- **STORED DATA**:

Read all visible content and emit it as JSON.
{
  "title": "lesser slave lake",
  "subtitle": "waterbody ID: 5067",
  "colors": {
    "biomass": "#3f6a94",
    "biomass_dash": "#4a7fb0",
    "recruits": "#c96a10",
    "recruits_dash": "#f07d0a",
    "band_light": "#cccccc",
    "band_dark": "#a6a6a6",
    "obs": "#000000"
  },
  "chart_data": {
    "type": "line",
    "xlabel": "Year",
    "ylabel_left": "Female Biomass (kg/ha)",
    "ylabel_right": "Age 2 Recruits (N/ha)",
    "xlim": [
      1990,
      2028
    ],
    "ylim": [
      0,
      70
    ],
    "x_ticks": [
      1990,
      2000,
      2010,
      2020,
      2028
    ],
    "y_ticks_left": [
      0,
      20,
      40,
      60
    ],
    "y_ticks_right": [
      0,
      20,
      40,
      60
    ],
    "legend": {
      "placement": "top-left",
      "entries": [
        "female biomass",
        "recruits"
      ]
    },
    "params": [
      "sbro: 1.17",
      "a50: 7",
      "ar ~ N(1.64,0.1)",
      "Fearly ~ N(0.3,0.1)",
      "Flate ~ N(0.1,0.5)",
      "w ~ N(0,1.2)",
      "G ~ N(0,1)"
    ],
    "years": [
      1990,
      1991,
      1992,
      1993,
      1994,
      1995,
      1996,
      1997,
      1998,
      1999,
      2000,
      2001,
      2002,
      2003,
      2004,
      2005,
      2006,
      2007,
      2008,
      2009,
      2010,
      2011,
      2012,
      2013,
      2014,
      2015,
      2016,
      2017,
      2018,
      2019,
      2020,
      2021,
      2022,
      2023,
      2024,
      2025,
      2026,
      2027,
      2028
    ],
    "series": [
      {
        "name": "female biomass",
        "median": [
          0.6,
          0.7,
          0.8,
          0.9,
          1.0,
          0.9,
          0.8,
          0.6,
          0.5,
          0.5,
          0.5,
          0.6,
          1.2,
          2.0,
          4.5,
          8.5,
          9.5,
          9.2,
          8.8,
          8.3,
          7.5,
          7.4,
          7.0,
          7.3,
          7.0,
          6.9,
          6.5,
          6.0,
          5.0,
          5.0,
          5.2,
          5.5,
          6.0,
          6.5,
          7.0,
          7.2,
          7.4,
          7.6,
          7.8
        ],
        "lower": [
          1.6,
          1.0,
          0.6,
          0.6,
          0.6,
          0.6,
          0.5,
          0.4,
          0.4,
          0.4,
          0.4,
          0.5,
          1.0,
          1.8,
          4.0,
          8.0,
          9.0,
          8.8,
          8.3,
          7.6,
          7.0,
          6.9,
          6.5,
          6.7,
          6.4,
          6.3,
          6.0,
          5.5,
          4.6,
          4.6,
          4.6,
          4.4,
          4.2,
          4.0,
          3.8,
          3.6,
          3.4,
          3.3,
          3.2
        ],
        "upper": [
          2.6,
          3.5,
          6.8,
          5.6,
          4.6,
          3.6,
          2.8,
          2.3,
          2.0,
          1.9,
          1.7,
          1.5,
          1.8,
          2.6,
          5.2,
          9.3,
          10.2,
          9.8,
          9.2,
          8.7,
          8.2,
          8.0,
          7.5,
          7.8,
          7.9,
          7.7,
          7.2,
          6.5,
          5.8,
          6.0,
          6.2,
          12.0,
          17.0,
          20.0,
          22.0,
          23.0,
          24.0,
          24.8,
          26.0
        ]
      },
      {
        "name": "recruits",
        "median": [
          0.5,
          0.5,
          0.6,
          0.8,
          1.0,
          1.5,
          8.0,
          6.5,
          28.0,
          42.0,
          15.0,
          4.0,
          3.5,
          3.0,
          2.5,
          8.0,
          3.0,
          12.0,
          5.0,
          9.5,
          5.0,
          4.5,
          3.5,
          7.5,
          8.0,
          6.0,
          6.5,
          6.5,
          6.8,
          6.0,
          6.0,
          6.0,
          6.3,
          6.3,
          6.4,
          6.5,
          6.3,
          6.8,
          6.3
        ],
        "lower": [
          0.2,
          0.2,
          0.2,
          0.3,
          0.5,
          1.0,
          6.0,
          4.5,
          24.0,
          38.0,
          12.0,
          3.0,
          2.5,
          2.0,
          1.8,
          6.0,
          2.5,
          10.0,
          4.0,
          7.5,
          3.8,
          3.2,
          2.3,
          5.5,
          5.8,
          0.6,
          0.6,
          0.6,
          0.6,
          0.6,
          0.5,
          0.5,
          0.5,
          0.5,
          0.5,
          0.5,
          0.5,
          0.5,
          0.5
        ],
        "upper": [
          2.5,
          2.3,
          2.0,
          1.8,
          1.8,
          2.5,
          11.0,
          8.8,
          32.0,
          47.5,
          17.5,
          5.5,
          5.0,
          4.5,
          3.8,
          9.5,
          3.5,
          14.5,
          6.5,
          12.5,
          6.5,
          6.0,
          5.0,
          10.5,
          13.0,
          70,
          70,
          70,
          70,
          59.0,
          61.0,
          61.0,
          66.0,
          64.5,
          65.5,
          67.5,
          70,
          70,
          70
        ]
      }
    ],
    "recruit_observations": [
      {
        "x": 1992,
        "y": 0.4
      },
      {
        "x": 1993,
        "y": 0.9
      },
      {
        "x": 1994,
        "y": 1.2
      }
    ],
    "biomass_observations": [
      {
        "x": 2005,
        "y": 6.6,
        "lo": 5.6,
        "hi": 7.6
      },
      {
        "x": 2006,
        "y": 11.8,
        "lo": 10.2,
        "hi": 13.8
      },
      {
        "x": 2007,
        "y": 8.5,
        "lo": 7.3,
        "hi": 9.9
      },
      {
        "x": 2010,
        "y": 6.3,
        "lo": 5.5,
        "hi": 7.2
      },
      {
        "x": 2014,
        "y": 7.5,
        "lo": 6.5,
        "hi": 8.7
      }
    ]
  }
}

- **PROBLEM**: Reproduce the complete data exactly as presented above.

- **ANSWER BELOW**:
Read all visible content and emit it as JSON.
{
  "title": "lesser slave lake",
  "subtitle": "waterbody ID: 5067",
  "colors": {
    "biomass": "#3f6a94",
    "biomass_dash": "#4a7fb0",
    "recruits": "#c96a10",
    "recruits_dash": "#f07d0a",
    "band_light": "#cccccc",
    "band_dark": "#a6a6a6",
    "obs": "#000000"
  },
  "chart_data": {
    "type": "line",
    "xlabel": "Year",
    "ylabel_left": "Female Biomass (kg/ha)",
    "ylabel_right": "Age 2 Recruits (N/ha)",
    "xlim": [
      1990,
      2028
    ],
    "ylim": [
      0,
      70
    ],
    "x_ticks": [
      1990,
      2000,
      2010,
      2020,
      2028
    ],
    "y_ticks_left": [
      0,
      20,
      40,
      60
    ],
    "y_ticks_right": [
      0,
      20,
      40,
      60
    ],
    "legend": {
      "placement": "top-left",
      "entries": [
        "female biomass",
        "recruits"
      ]
    },
    "params": [
      "sbro: 1.17",
      "a50: 7",
      "ar ~ N(1.64,0.1)",
      "Fearly ~ N(0.3,0.1)",
      "Flate ~ N(0.1,0.5)",
      "w ~ N(0,1.2)",
      "G ~ N(0,1)"
    ],
    "years": [
      1990,
      1991,
      1992,
      1993,
      1994,
      1995,
      1996,
      1997,
      1998,
      1999,
      2000,
      2001,
      2002,
      2003,
      2004,
      2005,
      2006,
      2007,
      2008,
      2009,
      2010,
      2011,
      2012,
      2013,
      2014,
      2015,
      2016,
      2017,
      2018,
      2019,
      2020,
      2021,
      2022,
      2023,
      2024,
      2025,
      2026,
      2027,
      2028
    ],
    "series": [
      {
        "name": "female biomass",
        "median": [
          0.6,
          0.7,
          0.8,
          0.9,
          1.0,
          0.9,
          0.8,
          0.6,
          0.5,
          0.5,
          0.5,
          0.6,
          1.2,
          2.0,
          4.5,
          8.5,
          9.5,
          9.2,
          8.8,
          8.3,
          7.5,
          7.4,
          7.0,
          7.3,
          7.0,
          6.9,
          6.5,
          6.0,
          5.0,
          5.0,
          5.2,
          5.5,
          6.0,
          6.5,
          7.0,
          7.2,
          7.4,
          7.6,
          7.8
        ],
        "lower": [
          1.6,
          1.0,
          0.6,
          0.6,
          0.6,
          0.6,
          0.5,
          0.4,
          0.4,
          0.4,
          0.4,
          0.5,
          1.0,
          1.8,
          4.0,
          8.0,
          9.0,
          8.8,
          8.3,
          7.6,
          7.0,
          6.9,
          6.5,
          6.7,
          6.4,
          6.3,
          6.0,
          5.5,
          4.6,
          4.6,
          4.6,
          4.4,
          4.2,
          4.0,
          3.8,
          3.6,
          3.4,
          3.3,
          3.2
        ],
        "upper": [
          2.6,
          3.5,
          6.8,
          5.6,
          4.6,
          3.6,
          2.8,
          2.3,
          2.0,
          1.9,
          1.7,
          1.5,
          1.8,
          2.6,
          5.2,
          9.3,
          10.2,
          9.8,
          9.2,
          8.7,
          8.2,
          8.0,
          7.5,
          7.8,
          7.9,
          7.7,
          7.2,
          6.5,
          5.8,
          6.0,
          6.2,
          12.0,
          17.0,
          20.0,
          22.0,
          23.0,
          24.0,
          24.8,
          26.0
        ]
      },
      {
        "name": "recruits",
        "median": [
          0.5,
          0.5,
          0.6,
          0.8,
          1.0,
          1.5,
          8.0,
          6.5,
          28.0,
          42.0,
          15.0,
          4.0,
          3.5,
          3.0,
          2.5,
          8.0,
          3.0,
          12.0,
          5.0,
          9.5,
          5.0,
          4.5,
          3.5,
          7.5,
          8.0,
          6.0,
          6.5,
          6.5,
          6.8,
          6.0,
          6.0,
          6.0,
          6.3,
          6.3,
          6.4,
          6.5,
          6.3,
          6.8,
          6.3
        ],
        "lower": [
          0.2,
          0.2,
          0.2,
          0.3,
          0.5,
          1.0,
          6.0,
          4.5,
          24.0,
          38.0,
          12.0,
          3.0,
          2.5,
          2.0,
          1.8,
          6.0,
          2.5,
          10.0,
          4.0,
          7.5,
          3.8,
          3.2,
          2.3,
          5.5,
          5.8,
          0.6,
          0.6,
          0.6,
          0.6,
          0.6,
          0.5,
          0.5,
          0.5,
          0.5,
          0.5,
          0.5,
          0.5,
          0.5,
          0.5
        ],
        "upper": [
          2.5,
          2.3,
          2.0,
          1.8,
          1.8,
          2.5,
          11.0,
          8.8,
          32.0,
          47.5,
          17.5,
          5.5,
          5.0,
          4.5,
          3.8,
          9.5,
          3.5,
          14.5,
          6.5,
          12.5,
          6.5,
          6.0,
          5.0,
          10.5,
          13.0,
          70,
          70,
          70,
          70,
          59.0,
          61.0,
          61.0,
          66.0,
          64.5,
          65.5,
          67.5,
          70,
          70,
          70
        ]
      }
    ],
    "recruit_observations": [
      {
        "x": 1992,
        "y": 0.4
      },
      {
        "x": 1993,
        "y": 0.9
      },
      {
        "x": 1994,
        "y": 1.2
      }
    ],
    "biomass_observations": [
      {
        "x": 2005,
        "y": 6.6,
        "lo": 5.6,
        "hi": 7.6
      },
      {
        "x": 2006,
        "y": 11.8,
        "lo": 10.2,
        "hi": 13.8
      },
      {
        "x": 2007,
        "y": 8.5,
        "lo": 7.3,
        "hi": 9.9
      },
      {
        "x": 2010,
        "y": 6.3,
        "lo": 5.5,
        "hi": 7.2
      },
      {
        "x": 2014,
        "y": 7.5,
        "lo": 6.5,
        "hi": 8.7
      }
    ]
  }
}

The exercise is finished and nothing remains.